───── Data supplied

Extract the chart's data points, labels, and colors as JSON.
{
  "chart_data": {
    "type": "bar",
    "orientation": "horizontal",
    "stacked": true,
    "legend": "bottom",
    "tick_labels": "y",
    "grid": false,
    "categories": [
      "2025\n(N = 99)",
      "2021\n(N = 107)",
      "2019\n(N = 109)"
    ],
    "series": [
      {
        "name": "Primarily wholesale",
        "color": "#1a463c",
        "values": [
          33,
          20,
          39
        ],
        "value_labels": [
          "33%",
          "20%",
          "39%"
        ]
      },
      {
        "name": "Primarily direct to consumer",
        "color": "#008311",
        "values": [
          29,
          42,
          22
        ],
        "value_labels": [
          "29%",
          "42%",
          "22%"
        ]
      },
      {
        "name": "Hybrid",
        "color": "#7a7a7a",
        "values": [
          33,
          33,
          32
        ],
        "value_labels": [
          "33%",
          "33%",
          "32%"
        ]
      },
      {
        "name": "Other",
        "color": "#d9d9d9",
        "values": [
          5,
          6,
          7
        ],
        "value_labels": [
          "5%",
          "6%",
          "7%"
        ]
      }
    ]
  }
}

──────────

Work to do:
From the listing above, reproduce all the lines exactly.

Full response:
Extract the chart's data points, labels, and colors as JSON.
{
  "chart_data": {
    "type": "bar",
    "orientation": "horizontal",
    "stacked": true,
    "legend": "bottom",
    "tick_labels": "y",
    "grid": false,
    "categories": [
      "2025\n(N = 99)",
      "2021\n(N = 107)",
      "2019\n(N = 109)"
    ],
    "series": [
      {
        "name": "Primarily wholesale",
        "color": "#1a463c",
        "values": [
          33,
          20,
          39
        ],
        "value_labels": [
          "33%",
          "20%",
          "39%"
        ]
      },
      {
        "name": "Primarily direct to consumer",
        "color": "#008311",
        "values": [
          29,
          42,
          22
        ],
        "value_labels": [
          "29%",
          "42%",
          "22%"
        ]
      },
      {
        "name": "Hybrid",
        "color": "#7a7a7a",
        "values": [
          33,
          33,
          32
        ],
        "value_labels": [
          "33%",
          "33%",
          "32%"
        ]
      },
      {
        "name": "Other",
        "color": "#d9d9d9",
        "values": [
          5,
          6,
          7
        ],
        "value_labels": [
          "5%",
          "6%",
          "7%"
        ]
      }
    ]
  }
}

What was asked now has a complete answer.